◆ WHAT IS ASKED:
Find every line in the records below that holds the word "days", and copy each one.

◆ THE INPUT:
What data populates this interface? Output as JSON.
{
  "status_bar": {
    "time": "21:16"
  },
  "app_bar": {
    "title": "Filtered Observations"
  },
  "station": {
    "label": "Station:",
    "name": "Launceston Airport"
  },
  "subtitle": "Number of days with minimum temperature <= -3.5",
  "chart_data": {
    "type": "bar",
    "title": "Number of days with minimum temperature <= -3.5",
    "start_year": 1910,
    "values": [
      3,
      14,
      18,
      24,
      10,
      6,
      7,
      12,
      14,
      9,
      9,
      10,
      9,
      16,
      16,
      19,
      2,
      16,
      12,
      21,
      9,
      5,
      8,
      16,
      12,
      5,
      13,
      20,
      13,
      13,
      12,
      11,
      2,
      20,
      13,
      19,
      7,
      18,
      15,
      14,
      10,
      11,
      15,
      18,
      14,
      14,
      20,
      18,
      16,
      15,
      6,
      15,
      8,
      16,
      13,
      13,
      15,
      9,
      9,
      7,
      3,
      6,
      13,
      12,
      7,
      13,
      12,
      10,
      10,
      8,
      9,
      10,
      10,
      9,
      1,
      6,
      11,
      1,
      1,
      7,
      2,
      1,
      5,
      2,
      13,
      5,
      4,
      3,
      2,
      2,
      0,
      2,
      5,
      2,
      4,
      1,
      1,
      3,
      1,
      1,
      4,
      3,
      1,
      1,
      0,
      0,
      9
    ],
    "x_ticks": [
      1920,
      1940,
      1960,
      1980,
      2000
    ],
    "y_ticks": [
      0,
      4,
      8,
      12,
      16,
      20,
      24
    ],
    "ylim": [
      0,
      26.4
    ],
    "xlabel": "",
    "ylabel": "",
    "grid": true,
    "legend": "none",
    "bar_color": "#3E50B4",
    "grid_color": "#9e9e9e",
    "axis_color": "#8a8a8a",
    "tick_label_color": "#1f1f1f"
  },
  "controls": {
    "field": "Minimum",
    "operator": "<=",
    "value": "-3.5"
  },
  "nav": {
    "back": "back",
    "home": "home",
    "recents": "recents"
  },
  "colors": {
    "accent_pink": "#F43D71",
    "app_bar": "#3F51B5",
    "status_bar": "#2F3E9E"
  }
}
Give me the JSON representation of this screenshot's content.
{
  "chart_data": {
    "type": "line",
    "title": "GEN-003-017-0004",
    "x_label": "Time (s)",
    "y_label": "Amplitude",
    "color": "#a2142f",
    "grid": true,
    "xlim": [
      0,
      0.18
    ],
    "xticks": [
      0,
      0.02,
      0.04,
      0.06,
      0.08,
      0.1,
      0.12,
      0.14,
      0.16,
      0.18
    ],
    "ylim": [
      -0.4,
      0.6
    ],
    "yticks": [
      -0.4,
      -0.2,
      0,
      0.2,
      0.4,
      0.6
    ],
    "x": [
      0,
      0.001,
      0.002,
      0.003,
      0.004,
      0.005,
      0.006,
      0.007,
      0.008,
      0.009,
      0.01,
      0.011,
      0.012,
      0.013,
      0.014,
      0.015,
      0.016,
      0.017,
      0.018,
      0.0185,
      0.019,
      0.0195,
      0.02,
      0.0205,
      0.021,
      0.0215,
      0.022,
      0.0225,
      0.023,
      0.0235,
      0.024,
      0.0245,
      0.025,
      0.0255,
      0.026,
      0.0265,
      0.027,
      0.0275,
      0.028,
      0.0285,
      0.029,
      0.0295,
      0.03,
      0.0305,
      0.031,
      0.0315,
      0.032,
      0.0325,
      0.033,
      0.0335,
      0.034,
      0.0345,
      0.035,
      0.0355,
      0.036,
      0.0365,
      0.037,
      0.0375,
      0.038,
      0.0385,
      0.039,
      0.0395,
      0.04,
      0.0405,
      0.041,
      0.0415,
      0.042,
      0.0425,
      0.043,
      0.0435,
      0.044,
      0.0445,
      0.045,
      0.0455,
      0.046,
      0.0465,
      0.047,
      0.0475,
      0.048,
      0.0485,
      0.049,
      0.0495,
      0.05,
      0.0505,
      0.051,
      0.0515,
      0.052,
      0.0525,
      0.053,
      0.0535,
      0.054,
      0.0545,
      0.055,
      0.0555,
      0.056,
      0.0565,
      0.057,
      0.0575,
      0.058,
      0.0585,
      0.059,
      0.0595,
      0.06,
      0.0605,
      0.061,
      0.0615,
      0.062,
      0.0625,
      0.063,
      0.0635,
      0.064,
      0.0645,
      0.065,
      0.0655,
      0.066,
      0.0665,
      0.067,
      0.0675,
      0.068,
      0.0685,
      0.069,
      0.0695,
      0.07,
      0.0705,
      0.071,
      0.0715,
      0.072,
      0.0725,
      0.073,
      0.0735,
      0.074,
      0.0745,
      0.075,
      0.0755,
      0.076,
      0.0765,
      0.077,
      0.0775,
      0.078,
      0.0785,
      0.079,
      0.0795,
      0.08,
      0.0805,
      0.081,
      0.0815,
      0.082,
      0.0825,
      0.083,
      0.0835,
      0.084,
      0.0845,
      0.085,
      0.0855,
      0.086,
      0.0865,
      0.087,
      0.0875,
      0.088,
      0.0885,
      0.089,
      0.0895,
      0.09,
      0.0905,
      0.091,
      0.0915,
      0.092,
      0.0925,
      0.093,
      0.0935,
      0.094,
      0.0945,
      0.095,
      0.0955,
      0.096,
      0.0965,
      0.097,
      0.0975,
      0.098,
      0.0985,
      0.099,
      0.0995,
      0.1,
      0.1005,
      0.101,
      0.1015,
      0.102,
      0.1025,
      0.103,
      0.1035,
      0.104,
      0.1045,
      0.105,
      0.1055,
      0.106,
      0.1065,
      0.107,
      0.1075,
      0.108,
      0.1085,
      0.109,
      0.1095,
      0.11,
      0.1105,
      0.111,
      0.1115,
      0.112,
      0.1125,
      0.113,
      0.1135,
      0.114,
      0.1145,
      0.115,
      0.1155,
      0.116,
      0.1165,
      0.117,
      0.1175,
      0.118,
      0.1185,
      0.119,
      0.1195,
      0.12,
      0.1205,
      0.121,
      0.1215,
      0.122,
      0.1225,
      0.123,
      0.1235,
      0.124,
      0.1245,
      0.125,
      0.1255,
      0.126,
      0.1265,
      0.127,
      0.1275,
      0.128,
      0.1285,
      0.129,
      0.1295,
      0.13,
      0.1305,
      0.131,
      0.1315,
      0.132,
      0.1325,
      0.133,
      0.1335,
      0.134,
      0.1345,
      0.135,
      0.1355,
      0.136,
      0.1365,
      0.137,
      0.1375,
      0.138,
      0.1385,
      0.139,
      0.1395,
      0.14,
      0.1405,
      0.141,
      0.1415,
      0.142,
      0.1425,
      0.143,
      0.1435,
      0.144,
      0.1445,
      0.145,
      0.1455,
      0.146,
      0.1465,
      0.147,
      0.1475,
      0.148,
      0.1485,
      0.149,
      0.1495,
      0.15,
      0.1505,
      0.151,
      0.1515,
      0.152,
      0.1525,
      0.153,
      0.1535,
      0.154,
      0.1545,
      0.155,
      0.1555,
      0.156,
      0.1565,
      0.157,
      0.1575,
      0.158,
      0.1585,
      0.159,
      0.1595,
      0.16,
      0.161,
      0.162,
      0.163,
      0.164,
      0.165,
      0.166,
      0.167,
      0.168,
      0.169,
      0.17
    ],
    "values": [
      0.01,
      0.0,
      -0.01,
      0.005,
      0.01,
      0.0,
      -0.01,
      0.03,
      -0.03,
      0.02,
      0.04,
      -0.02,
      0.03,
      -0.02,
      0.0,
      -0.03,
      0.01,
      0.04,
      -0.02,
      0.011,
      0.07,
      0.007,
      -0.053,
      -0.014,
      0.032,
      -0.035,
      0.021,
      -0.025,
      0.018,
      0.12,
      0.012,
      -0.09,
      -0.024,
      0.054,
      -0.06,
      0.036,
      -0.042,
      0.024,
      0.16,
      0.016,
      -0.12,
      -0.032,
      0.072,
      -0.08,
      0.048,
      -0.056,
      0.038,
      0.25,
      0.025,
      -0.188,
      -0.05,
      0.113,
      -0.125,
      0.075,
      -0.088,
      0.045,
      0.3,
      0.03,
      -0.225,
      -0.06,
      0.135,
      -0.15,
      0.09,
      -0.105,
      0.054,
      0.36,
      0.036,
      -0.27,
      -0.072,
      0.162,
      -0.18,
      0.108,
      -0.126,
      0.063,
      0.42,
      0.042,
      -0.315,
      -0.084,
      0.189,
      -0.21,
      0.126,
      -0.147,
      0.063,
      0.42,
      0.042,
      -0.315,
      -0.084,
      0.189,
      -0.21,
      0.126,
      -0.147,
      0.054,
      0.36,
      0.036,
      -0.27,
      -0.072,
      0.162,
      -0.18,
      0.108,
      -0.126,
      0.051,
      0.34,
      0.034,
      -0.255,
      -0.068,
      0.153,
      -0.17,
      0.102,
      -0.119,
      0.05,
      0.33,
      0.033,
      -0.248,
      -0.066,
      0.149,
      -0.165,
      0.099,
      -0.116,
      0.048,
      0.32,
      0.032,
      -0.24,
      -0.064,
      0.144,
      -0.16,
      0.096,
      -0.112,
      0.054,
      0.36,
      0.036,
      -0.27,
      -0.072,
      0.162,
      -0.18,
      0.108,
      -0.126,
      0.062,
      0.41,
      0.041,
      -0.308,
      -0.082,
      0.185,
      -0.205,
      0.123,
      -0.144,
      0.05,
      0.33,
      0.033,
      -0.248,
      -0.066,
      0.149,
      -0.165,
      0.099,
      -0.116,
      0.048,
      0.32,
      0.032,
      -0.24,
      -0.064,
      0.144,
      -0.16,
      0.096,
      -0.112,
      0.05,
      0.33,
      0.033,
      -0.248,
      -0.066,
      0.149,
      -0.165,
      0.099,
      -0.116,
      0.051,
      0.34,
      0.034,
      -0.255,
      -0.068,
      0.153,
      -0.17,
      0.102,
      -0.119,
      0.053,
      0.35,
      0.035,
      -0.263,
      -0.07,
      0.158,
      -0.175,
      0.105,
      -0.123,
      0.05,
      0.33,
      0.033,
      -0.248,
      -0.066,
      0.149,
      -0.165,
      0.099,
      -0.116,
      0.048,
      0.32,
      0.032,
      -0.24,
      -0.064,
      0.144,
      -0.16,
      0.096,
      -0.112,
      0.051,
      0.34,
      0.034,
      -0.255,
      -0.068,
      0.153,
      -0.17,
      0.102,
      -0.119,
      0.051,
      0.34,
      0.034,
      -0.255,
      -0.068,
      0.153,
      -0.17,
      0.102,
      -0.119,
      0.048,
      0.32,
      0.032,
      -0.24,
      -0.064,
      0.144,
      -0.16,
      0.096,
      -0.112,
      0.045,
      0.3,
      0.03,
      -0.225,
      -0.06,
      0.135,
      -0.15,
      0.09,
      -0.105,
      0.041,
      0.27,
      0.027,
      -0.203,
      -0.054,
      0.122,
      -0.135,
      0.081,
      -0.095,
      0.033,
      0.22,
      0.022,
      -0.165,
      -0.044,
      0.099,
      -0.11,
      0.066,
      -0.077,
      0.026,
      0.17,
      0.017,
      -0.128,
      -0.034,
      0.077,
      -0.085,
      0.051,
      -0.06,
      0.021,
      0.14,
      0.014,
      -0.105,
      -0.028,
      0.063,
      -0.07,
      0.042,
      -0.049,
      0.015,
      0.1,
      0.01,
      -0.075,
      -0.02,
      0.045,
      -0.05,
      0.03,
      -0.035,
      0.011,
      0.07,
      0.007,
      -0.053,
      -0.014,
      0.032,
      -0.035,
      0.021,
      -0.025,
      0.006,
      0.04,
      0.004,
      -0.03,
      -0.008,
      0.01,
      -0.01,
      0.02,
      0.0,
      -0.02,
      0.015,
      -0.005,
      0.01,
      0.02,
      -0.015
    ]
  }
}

◆ THE RESPONSE:
  "subtitle": "Number of days with minimum temperature <= -3.5",
    "title": "Number of days with minimum temperature <= -3.5",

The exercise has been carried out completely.